Entries with figure data:
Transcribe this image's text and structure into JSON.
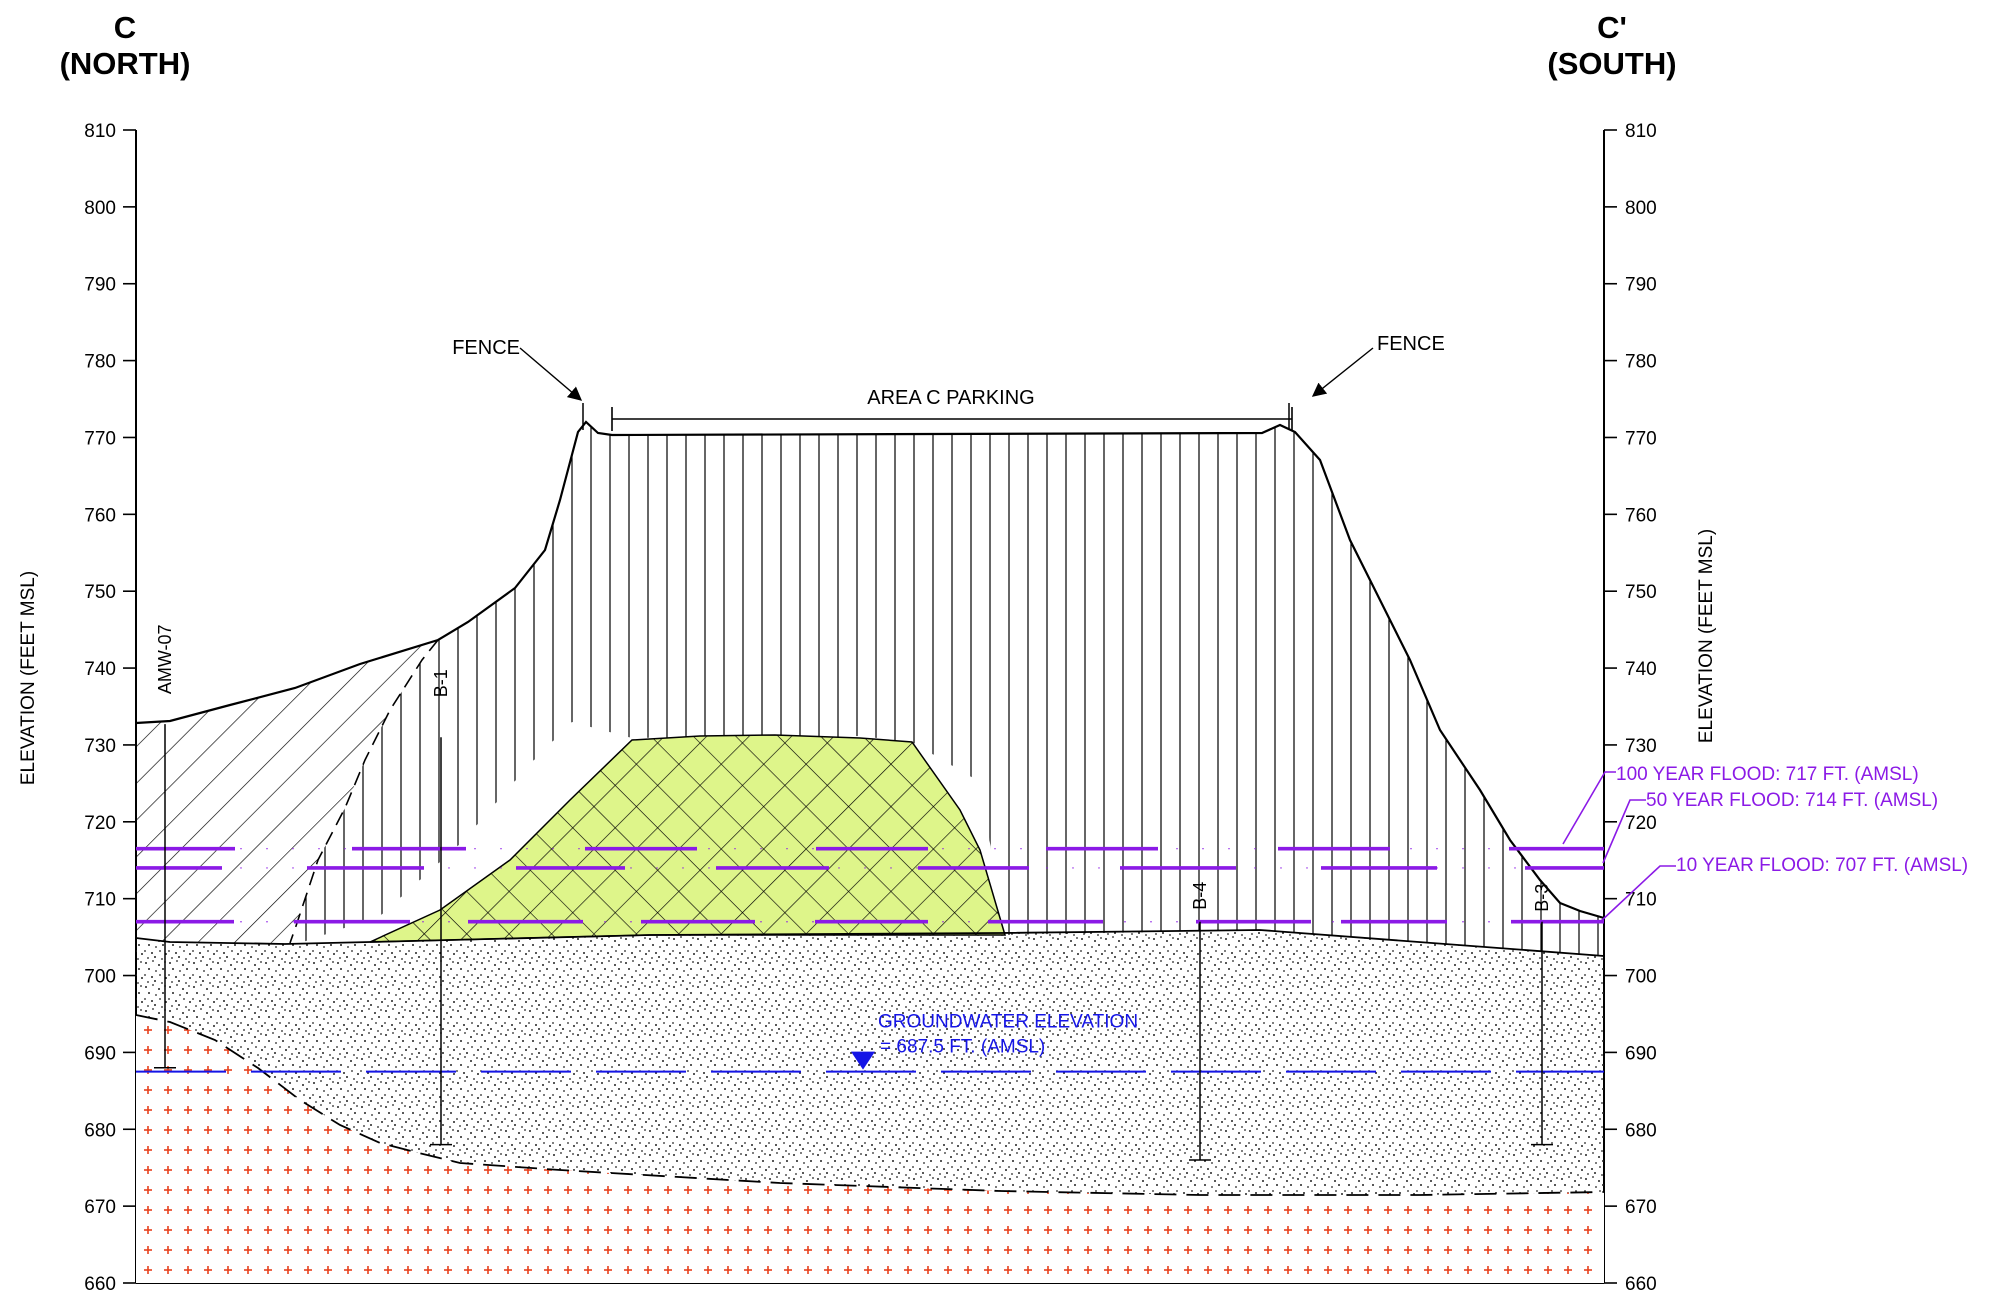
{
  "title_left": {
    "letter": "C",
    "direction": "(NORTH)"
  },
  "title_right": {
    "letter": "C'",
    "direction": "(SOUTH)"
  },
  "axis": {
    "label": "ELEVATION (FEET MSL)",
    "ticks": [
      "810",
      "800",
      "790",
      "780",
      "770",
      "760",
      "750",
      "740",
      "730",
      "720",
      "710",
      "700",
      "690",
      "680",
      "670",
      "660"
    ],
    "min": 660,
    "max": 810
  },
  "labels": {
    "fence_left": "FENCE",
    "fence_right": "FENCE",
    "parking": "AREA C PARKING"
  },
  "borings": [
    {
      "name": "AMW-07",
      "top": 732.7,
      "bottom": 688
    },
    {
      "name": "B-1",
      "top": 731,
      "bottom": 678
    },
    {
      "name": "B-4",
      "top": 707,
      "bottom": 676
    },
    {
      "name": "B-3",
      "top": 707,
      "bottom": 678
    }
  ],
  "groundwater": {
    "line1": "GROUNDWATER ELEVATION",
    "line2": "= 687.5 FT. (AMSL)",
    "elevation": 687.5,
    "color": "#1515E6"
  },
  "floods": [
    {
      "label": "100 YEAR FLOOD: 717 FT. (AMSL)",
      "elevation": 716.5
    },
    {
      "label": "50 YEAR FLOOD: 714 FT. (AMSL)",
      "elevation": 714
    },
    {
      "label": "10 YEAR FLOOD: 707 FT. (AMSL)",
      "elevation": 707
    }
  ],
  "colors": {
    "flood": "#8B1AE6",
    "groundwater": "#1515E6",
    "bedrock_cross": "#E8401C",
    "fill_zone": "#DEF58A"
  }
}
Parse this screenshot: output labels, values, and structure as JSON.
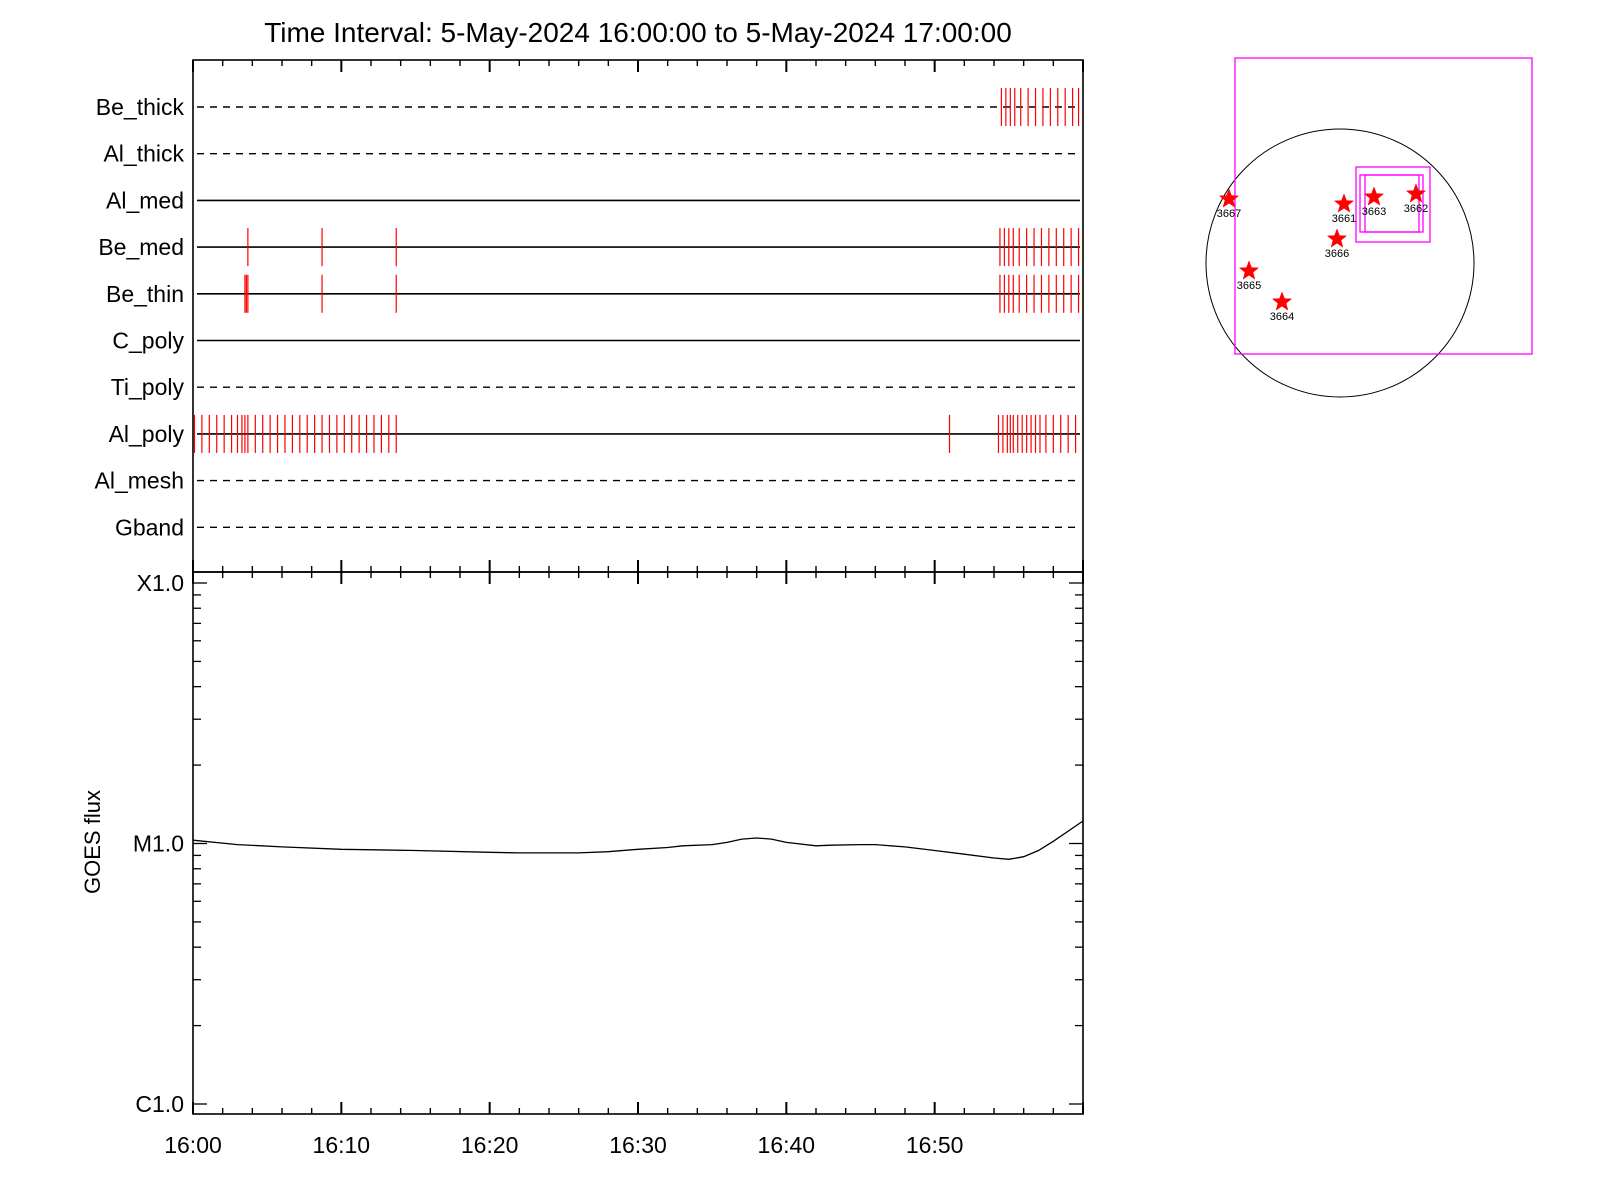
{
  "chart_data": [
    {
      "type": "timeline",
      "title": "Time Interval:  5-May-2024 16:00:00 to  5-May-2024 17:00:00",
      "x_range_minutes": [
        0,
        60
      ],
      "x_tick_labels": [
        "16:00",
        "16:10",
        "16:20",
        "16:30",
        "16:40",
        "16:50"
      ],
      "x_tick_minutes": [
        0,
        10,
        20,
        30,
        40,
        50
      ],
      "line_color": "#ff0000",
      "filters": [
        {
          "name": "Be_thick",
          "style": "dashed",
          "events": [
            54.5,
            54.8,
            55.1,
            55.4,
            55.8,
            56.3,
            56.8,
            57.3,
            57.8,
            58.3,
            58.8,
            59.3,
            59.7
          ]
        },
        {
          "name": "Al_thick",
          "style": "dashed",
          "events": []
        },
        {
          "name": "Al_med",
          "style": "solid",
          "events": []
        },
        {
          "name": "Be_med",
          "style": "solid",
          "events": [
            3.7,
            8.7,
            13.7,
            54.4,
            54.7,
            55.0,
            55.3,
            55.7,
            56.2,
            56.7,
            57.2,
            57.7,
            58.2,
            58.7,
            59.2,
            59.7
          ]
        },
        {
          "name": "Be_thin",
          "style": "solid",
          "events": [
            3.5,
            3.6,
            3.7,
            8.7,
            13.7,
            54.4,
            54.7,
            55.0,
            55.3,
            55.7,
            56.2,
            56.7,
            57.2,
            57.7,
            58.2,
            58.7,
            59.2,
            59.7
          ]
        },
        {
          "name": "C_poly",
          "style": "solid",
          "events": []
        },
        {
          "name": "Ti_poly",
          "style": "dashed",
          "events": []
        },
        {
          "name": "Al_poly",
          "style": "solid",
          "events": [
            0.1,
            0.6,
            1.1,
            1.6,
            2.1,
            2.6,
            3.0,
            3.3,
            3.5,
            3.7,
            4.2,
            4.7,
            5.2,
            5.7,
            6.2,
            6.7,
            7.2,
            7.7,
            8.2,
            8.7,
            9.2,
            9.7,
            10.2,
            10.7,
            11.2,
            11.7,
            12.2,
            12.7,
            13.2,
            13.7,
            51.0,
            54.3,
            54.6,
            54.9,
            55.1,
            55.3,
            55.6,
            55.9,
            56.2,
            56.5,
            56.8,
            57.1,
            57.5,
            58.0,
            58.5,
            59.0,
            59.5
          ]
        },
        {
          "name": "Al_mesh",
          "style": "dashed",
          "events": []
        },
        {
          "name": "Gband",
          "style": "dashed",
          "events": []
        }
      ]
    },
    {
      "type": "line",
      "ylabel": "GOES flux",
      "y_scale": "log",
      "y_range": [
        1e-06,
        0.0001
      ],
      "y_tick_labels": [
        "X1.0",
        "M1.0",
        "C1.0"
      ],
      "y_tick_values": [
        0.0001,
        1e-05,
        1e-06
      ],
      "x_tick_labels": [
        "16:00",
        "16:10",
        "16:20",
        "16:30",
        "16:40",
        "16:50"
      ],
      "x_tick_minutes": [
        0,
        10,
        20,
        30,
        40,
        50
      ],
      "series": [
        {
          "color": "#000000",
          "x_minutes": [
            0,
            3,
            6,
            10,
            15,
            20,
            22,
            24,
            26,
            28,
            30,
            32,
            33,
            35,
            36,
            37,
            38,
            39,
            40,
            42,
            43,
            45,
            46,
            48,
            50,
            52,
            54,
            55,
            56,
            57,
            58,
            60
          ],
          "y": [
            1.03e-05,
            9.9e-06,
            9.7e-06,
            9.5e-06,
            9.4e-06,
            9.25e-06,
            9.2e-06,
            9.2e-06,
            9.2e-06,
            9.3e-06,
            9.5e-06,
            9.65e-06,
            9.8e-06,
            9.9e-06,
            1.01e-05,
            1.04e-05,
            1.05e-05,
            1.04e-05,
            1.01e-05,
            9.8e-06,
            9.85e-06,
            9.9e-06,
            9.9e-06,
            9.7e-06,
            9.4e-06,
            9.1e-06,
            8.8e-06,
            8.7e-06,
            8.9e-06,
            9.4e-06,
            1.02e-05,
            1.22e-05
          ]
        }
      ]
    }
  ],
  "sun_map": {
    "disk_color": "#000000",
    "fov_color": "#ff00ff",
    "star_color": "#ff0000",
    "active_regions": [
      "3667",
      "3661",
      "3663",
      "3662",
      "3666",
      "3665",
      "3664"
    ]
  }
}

**What the task asks:** Drop the pictures and reproduce the rest of the entries above exactly.

**The result:**
Transcribe this image's text and structure into JSON.
{
  "title_left": {
    "letter": "C",
    "direction": "(NORTH)"
  },
  "title_right": {
    "letter": "C'",
    "direction": "(SOUTH)"
  },
  "axis": {
    "label": "ELEVATION (FEET MSL)",
    "ticks": [
      "810",
      "800",
      "790",
      "780",
      "770",
      "760",
      "750",
      "740",
      "730",
      "720",
      "710",
      "700",
      "690",
      "680",
      "670",
      "660"
    ],
    "min": 660,
    "max": 810
  },
  "labels": {
    "fence_left": "FENCE",
    "fence_right": "FENCE",
    "parking": "AREA C PARKING"
  },
  "borings": [
    {
      "name": "AMW-07",
      "top": 732.7,
      "bottom": 688
    },
    {
      "name": "B-1",
      "top": 731,
      "bottom": 678
    },
    {
      "name": "B-4",
      "top": 707,
      "bottom": 676
    },
    {
      "name": "B-3",
      "top": 707,
      "bottom": 678
    }
  ],
  "groundwater": {
    "line1": "GROUNDWATER ELEVATION",
    "line2": "= 687.5 FT. (AMSL)",
    "elevation": 687.5,
    "color": "#1515E6"
  },
  "floods": [
    {
      "label": "100 YEAR FLOOD: 717 FT. (AMSL)",
      "elevation": 716.5
    },
    {
      "label": "50 YEAR FLOOD: 714 FT. (AMSL)",
      "elevation": 714
    },
    {
      "label": "10 YEAR FLOOD: 707 FT. (AMSL)",
      "elevation": 707
    }
  ],
  "colors": {
    "flood": "#8B1AE6",
    "groundwater": "#1515E6",
    "bedrock_cross": "#E8401C",
    "fill_zone": "#DEF58A"
  }
}
Parse this screenshot: output labels, values, and structure as JSON.
{
  "chart_data": [
    {
      "type": "timeline",
      "title": "Time Interval:  5-May-2024 16:00:00 to  5-May-2024 17:00:00",
      "x_range_minutes": [
        0,
        60
      ],
      "x_tick_labels": [
        "16:00",
        "16:10",
        "16:20",
        "16:30",
        "16:40",
        "16:50"
      ],
      "x_tick_minutes": [
        0,
        10,
        20,
        30,
        40,
        50
      ],
      "line_color": "#ff0000",
      "filters": [
        {
          "name": "Be_thick",
          "style": "dashed",
          "events": [
            54.5,
            54.8,
            55.1,
            55.4,
            55.8,
            56.3,
            56.8,
            57.3,
            57.8,
            58.3,
            58.8,
            59.3,
            59.7
          ]
        },
        {
          "name": "Al_thick",
          "style": "dashed",
          "events": []
        },
        {
          "name": "Al_med",
          "style": "solid",
          "events": []
        },
        {
          "name": "Be_med",
          "style": "solid",
          "events": [
            3.7,
            8.7,
            13.7,
            54.4,
            54.7,
            55.0,
            55.3,
            55.7,
            56.2,
            56.7,
            57.2,
            57.7,
            58.2,
            58.7,
            59.2,
            59.7
          ]
        },
        {
          "name": "Be_thin",
          "style": "solid",
          "events": [
            3.5,
            3.6,
            3.7,
            8.7,
            13.7,
            54.4,
            54.7,
            55.0,
            55.3,
            55.7,
            56.2,
            56.7,
            57.2,
            57.7,
            58.2,
            58.7,
            59.2,
            59.7
          ]
        },
        {
          "name": "C_poly",
          "style": "solid",
          "events": []
        },
        {
          "name": "Ti_poly",
          "style": "dashed",
          "events": []
        },
        {
          "name": "Al_poly",
          "style": "solid",
          "events": [
            0.1,
            0.6,
            1.1,
            1.6,
            2.1,
            2.6,
            3.0,
            3.3,
            3.5,
            3.7,
            4.2,
            4.7,
            5.2,
            5.7,
            6.2,
            6.7,
            7.2,
            7.7,
            8.2,
            8.7,
            9.2,
            9.7,
            10.2,
            10.7,
            11.2,
            11.7,
            12.2,
            12.7,
            13.2,
            13.7,
            51.0,
            54.3,
            54.6,
            54.9,
            55.1,
            55.3,
            55.6,
            55.9,
            56.2,
            56.5,
            56.8,
            57.1,
            57.5,
            58.0,
            58.5,
            59.0,
            59.5
          ]
        },
        {
          "name": "Al_mesh",
          "style": "dashed",
          "events": []
        },
        {
          "name": "Gband",
          "style": "dashed",
          "events": []
        }
      ]
    },
    {
      "type": "line",
      "ylabel": "GOES flux",
      "y_scale": "log",
      "y_range": [
        1e-06,
        0.0001
      ],
      "y_tick_labels": [
        "X1.0",
        "M1.0",
        "C1.0"
      ],
      "y_tick_values": [
        0.0001,
        1e-05,
        1e-06
      ],
      "x_tick_labels": [
        "16:00",
        "16:10",
        "16:20",
        "16:30",
        "16:40",
        "16:50"
      ],
      "x_tick_minutes": [
        0,
        10,
        20,
        30,
        40,
        50
      ],
      "series": [
        {
          "color": "#000000",
          "x_minutes": [
            0,
            3,
            6,
            10,
            15,
            20,
            22,
            24,
            26,
            28,
            30,
            32,
            33,
            35,
            36,
            37,
            38,
            39,
            40,
            42,
            43,
            45,
            46,
            48,
            50,
            52,
            54,
            55,
            56,
            57,
            58,
            60
          ],
          "y": [
            1.03e-05,
            9.9e-06,
            9.7e-06,
            9.5e-06,
            9.4e-06,
            9.25e-06,
            9.2e-06,
            9.2e-06,
            9.2e-06,
            9.3e-06,
            9.5e-06,
            9.65e-06,
            9.8e-06,
            9.9e-06,
            1.01e-05,
            1.04e-05,
            1.05e-05,
            1.04e-05,
            1.01e-05,
            9.8e-06,
            9.85e-06,
            9.9e-06,
            9.9e-06,
            9.7e-06,
            9.4e-06,
            9.1e-06,
            8.8e-06,
            8.7e-06,
            8.9e-06,
            9.4e-06,
            1.02e-05,
            1.22e-05
          ]
        }
      ]
    }
  ],
  "sun_map": {
    "disk_color": "#000000",
    "fov_color": "#ff00ff",
    "star_color": "#ff0000",
    "active_regions": [
      "3667",
      "3661",
      "3663",
      "3662",
      "3666",
      "3665",
      "3664"
    ]
  }
}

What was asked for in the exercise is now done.